* _EXTRACT PROVIDED_:

# 59-64 impala under dash stereo



## troytagvtown (Mar 19, 2010)

im installing a stereo in my 60 impala and need some ideas....
anyone have some pics of how they mounted the deck? 




























alpine f1 deck,processor,and f1 3 ways..with zapco love!
4- 10" image dynamics..


----------



## troytagvtown (Mar 19, 2010)

come on guys someone has some pics of underdash installs?
consoles maybe?
tissue box?
glove box?

i have a stock tissue box there now..so its probaly got to go or be relocated?


----------



## Low_Ryde (Oct 3, 2002)

theres already other topics on this

http://www.layitlow.com/forums/index.php?showtopic=385576


----------



## troytagvtown (Mar 19, 2010)

> _Originally posted by Low_Ryde_@Mar 20 2010, 08:51 AM~16944648
> *theres already other topics on this
> 
> http://www.layitlow.com/forums/index.php?showtopic=385576
> *



thank you for the lead on the thread...
but theres still nothing with an underdash double din in a 59-60 impala..
the dash in the 59-60 kinda rolls inward at the bottom and makes it challenging to mount something and have it look descent..
the alpine tmi 7" screen pops out and up..kind of? it will have to stick way out...not flush...
i think im going to have to make something out of alum..or 16 ga. steel...
that holds both the deck and the dvd screen unit...ive never welded alum..but i know i can polish it and have it look chrome..just got to figure out the dim?
thanks again...

this is the wifes 65 rivey..


----------



## sickthree (Apr 4, 2004)

> _Originally posted by troytagvtown_@Mar 18 2010, 10:08 PM~16932686
> *im installing a stereo in my 60 impala and need some ideas....
> anyone have some pics of how they mounted the deck?
> 
> ...




thats a nice looking 60 got anymore pics???
as for the under dash your gonna have to make custom console by the sounds of it.
shouldnt be to hard you could make one and fiberglass it. I personally am not a big fan of tv screens in older impalas. It takes away from enjoying the drive in a classic impala :biggrin:


----------



## tko_818 (Nov 4, 2009)

i agree with this guys last comment ^^^ :biggrin: but yeah i am familiar with the curve on the bottom of the 60 dash. a custom casing will have to be made. you can either go with just a custom made box just big enough to fit the double din, or make a whole console that touches the floor. i would just make the box myself. cut cardboard pieces and trim until you find a nice match for the curve of ur dash, trace the cardboard onto wood, cut, then fiberglass and paint or upholster. lmk if u need help, its easy as shit to do :thumbsup:


----------



## troytagvtown (Mar 19, 2010)

* _RAW RECORDS_:
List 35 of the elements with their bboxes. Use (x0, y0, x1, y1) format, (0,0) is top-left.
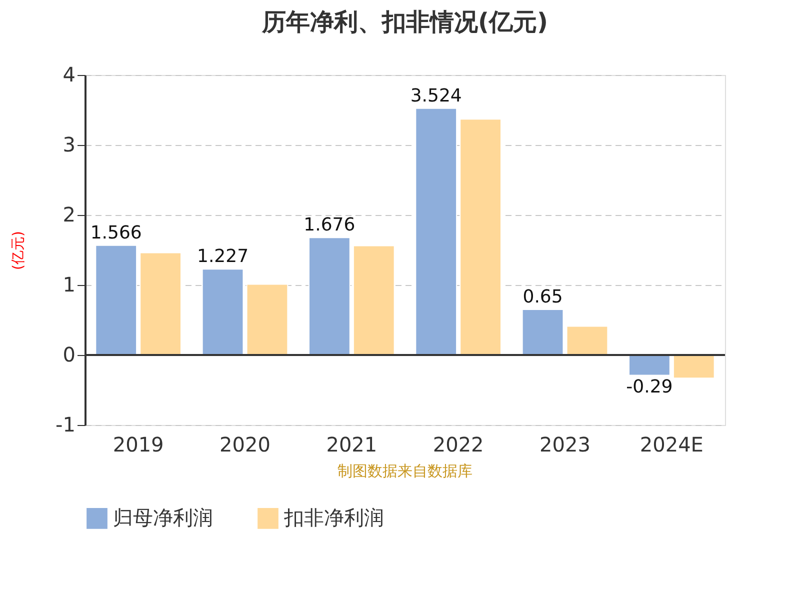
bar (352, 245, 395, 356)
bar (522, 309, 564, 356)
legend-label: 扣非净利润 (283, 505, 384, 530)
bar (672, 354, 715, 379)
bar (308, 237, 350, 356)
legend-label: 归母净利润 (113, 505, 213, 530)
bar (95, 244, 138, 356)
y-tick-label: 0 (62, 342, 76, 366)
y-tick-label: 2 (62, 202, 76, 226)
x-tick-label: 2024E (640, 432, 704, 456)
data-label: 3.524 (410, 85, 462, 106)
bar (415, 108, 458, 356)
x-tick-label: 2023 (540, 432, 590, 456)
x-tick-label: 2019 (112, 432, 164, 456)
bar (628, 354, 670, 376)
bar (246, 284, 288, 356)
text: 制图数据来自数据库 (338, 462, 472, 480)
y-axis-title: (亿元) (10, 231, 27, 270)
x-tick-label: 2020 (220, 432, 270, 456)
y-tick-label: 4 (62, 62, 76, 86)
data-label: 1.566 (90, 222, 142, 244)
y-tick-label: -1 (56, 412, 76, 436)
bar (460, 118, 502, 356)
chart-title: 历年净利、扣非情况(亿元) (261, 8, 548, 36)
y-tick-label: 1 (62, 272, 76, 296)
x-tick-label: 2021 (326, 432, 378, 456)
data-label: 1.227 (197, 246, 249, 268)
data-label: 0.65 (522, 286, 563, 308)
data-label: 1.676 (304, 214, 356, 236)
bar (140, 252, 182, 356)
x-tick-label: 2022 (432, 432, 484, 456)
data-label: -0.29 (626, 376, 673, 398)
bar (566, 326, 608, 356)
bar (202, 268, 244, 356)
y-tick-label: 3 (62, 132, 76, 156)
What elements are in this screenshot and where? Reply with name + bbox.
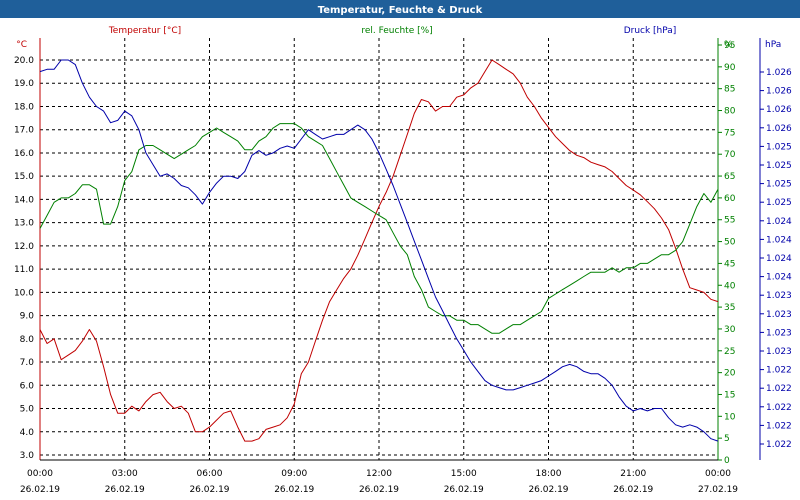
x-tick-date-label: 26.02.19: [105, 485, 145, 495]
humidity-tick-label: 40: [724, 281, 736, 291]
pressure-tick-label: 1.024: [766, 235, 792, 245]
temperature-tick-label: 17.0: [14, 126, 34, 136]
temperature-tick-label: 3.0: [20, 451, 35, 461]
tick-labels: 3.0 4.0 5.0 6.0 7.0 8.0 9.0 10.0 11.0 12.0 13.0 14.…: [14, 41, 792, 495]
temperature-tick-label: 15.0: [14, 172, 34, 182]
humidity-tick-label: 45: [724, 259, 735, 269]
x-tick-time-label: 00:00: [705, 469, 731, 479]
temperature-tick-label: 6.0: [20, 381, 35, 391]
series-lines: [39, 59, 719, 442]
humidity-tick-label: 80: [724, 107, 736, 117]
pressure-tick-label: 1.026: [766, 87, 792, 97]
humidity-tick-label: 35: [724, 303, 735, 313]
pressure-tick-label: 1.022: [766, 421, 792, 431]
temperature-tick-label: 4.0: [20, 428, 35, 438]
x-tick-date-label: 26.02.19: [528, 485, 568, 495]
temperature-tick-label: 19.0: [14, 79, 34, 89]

* _TASK REQUIREMENTS_:
- A) In the Impala stereo thread, what two materials does troytagvtown consider using to build a holder for the deck and screen?
- B) Name every username that has a post in the Impala stereo thread.
- C) Please set down everything in the Impala stereo thread from "alpine f1 deck,processor,and" down to "tissue box?".
The listing isn't needed for any of this.

* _FINAL RESULTS_:
- A) Aluminum or 16-gauge steel.

- B) troytagvtown, Low_Ryde, sickthree, tko_818

- C)
alpine f1 deck,processor,and f1 3 ways..with zapco love!
4- 10" image dynamics..


----------



## troytagvtown (Mar 19, 2010)

come on guys someone has some pics of underdash installs?
consoles maybe?
tissue box?